* _What the task requires_: Your task is to write out the complete listing exactly as it is shown.

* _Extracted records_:
---------------

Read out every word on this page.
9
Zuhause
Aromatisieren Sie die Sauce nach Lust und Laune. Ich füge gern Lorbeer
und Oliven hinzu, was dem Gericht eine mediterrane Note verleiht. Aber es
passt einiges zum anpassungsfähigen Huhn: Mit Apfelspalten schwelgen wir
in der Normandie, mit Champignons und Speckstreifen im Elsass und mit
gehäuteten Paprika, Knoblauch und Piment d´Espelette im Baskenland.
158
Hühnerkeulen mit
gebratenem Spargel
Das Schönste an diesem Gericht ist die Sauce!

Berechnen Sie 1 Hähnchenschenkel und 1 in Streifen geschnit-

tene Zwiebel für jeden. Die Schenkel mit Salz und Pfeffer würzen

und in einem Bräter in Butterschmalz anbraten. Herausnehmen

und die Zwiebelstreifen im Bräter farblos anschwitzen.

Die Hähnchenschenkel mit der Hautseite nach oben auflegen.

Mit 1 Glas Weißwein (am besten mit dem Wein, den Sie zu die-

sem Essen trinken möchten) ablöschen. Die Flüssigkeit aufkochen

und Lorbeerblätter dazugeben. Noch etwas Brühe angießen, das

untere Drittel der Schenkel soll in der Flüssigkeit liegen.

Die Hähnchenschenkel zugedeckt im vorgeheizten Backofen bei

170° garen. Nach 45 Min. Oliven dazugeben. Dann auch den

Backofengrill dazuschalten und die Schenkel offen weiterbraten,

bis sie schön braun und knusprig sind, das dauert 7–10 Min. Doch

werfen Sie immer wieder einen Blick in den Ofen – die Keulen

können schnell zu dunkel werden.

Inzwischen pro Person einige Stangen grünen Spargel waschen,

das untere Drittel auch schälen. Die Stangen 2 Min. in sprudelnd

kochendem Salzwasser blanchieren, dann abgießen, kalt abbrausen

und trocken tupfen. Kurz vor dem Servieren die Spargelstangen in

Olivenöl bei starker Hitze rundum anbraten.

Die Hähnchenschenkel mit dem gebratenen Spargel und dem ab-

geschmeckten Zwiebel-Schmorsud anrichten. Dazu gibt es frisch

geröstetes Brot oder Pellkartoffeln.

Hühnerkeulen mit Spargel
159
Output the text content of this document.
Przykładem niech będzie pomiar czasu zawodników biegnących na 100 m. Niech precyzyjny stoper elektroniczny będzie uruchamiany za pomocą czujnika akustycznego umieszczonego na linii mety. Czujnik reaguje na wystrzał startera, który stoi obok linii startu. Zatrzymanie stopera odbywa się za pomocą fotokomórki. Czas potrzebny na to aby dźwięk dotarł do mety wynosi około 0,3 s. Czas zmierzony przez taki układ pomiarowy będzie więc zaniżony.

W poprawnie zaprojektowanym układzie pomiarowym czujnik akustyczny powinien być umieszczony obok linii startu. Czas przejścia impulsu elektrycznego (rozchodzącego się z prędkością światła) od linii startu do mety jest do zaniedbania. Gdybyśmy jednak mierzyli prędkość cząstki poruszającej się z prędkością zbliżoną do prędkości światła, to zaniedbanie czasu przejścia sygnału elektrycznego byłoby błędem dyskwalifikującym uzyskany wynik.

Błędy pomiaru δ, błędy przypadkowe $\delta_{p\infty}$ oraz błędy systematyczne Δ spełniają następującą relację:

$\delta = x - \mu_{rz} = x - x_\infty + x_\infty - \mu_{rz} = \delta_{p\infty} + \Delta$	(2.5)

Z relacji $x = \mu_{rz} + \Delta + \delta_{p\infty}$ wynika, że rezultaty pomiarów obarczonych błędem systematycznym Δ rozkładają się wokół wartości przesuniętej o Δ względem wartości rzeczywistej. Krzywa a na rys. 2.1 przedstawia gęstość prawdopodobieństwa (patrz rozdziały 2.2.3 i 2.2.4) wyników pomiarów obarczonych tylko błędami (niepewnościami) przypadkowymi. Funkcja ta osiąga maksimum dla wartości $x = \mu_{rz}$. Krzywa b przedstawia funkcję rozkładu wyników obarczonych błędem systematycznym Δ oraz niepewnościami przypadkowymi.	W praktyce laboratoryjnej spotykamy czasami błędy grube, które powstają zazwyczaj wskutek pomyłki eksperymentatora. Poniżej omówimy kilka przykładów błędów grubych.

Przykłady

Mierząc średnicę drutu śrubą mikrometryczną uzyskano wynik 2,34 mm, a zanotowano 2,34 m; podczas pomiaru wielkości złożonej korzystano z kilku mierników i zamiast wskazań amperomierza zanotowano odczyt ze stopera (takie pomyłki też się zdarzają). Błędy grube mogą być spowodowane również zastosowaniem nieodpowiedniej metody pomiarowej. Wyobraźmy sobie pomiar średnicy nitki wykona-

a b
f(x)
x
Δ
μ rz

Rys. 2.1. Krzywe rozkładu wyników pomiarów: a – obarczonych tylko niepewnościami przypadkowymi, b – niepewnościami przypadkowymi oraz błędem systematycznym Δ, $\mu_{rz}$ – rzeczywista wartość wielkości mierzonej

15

---------------

* _Correct output_:
Read out every word on this page.
9
Zuhause
Aromatisieren Sie die Sauce nach Lust und Laune. Ich füge gern Lorbeer
und Oliven hinzu, was dem Gericht eine mediterrane Note verleiht. Aber es
passt einiges zum anpassungsfähigen Huhn: Mit Apfelspalten schwelgen wir
in der Normandie, mit Champignons und Speckstreifen im Elsass und mit
gehäuteten Paprika, Knoblauch und Piment d´Espelette im Baskenland.
158
Hühnerkeulen mit
gebratenem Spargel
Das Schönste an diesem Gericht ist die Sauce!

Berechnen Sie 1 Hähnchenschenkel und 1 in Streifen geschnit-

tene Zwiebel für jeden. Die Schenkel mit Salz und Pfeffer würzen

und in einem Bräter in Butterschmalz anbraten. Herausnehmen

und die Zwiebelstreifen im Bräter farblos anschwitzen.

Die Hähnchenschenkel mit der Hautseite nach oben auflegen.

Mit 1 Glas Weißwein (am besten mit dem Wein, den Sie zu die-

sem Essen trinken möchten) ablöschen. Die Flüssigkeit aufkochen

und Lorbeerblätter dazugeben. Noch etwas Brühe angießen, das

untere Drittel der Schenkel soll in der Flüssigkeit liegen.

Die Hähnchenschenkel zugedeckt im vorgeheizten Backofen bei

170° garen. Nach 45 Min. Oliven dazugeben. Dann auch den

Backofengrill dazuschalten und die Schenkel offen weiterbraten,

bis sie schön braun und knusprig sind, das dauert 7–10 Min. Doch

werfen Sie immer wieder einen Blick in den Ofen – die Keulen

können schnell zu dunkel werden.

Inzwischen pro Person einige Stangen grünen Spargel waschen,

das untere Drittel auch schälen. Die Stangen 2 Min. in sprudelnd

kochendem Salzwasser blanchieren, dann abgießen, kalt abbrausen

und trocken tupfen. Kurz vor dem Servieren die Spargelstangen in

Olivenöl bei starker Hitze rundum anbraten.

Die Hähnchenschenkel mit dem gebratenen Spargel und dem ab-

geschmeckten Zwiebel-Schmorsud anrichten. Dazu gibt es frisch

geröstetes Brot oder Pellkartoffeln.

Hühnerkeulen mit Spargel
159
Output the text content of this document.
Przykładem niech będzie pomiar czasu zawodników biegnących na 100 m. Niech precyzyjny stoper elektroniczny będzie uruchamiany za pomocą czujnika akustycznego umieszczonego na linii mety. Czujnik reaguje na wystrzał startera, który stoi obok linii startu. Zatrzymanie stopera odbywa się za pomocą fotokomórki. Czas potrzebny na to aby dźwięk dotarł do mety wynosi około 0,3 s. Czas zmierzony przez taki układ pomiarowy będzie więc zaniżony.

W poprawnie zaprojektowanym układzie pomiarowym czujnik akustyczny powinien być umieszczony obok linii startu. Czas przejścia impulsu elektrycznego (rozchodzącego się z prędkością światła) od linii startu do mety jest do zaniedbania. Gdybyśmy jednak mierzyli prędkość cząstki poruszającej się z prędkością zbliżoną do prędkości światła, to zaniedbanie czasu przejścia sygnału elektrycznego byłoby błędem dyskwalifikującym uzyskany wynik.

Błędy pomiaru δ, błędy przypadkowe $\delta_{p\infty}$ oraz błędy systematyczne Δ spełniają następującą relację:

$\delta = x - \mu_{rz} = x - x_\infty + x_\infty - \mu_{rz} = \delta_{p\infty} + \Delta$	(2.5)

Z relacji $x = \mu_{rz} + \Delta + \delta_{p\infty}$ wynika, że rezultaty pomiarów obarczonych błędem systematycznym Δ rozkładają się wokół wartości przesuniętej o Δ względem wartości rzeczywistej. Krzywa a na rys. 2.1 przedstawia gęstość prawdopodobieństwa (patrz rozdziały 2.2.3 i 2.2.4) wyników pomiarów obarczonych tylko błędami (niepewnościami) przypadkowymi. Funkcja ta osiąga maksimum dla wartości $x = \mu_{rz}$. Krzywa b przedstawia funkcję rozkładu wyników obarczonych błędem systematycznym Δ oraz niepewnościami przypadkowymi.	W praktyce laboratoryjnej spotykamy czasami błędy grube, które powstają zazwyczaj wskutek pomyłki eksperymentatora. Poniżej omówimy kilka przykładów błędów grubych.

Przykłady

Mierząc średnicę drutu śrubą mikrometryczną uzyskano wynik 2,34 mm, a zanotowano 2,34 m; podczas pomiaru wielkości złożonej korzystano z kilku mierników i zamiast wskazań amperomierza zanotowano odczyt ze stopera (takie pomyłki też się zdarzają). Błędy grube mogą być spowodowane również zastosowaniem nieodpowiedniej metody pomiarowej. Wyobraźmy sobie pomiar średnicy nitki wykona-

a b
f(x)
x
Δ
μ rz

Rys. 2.1. Krzywe rozkładu wyników pomiarów: a – obarczonych tylko niepewnościami przypadkowymi, b – niepewnościami przypadkowymi oraz błędem systematycznym Δ, $\mu_{rz}$ – rzeczywista wartość wielkości mierzonej

15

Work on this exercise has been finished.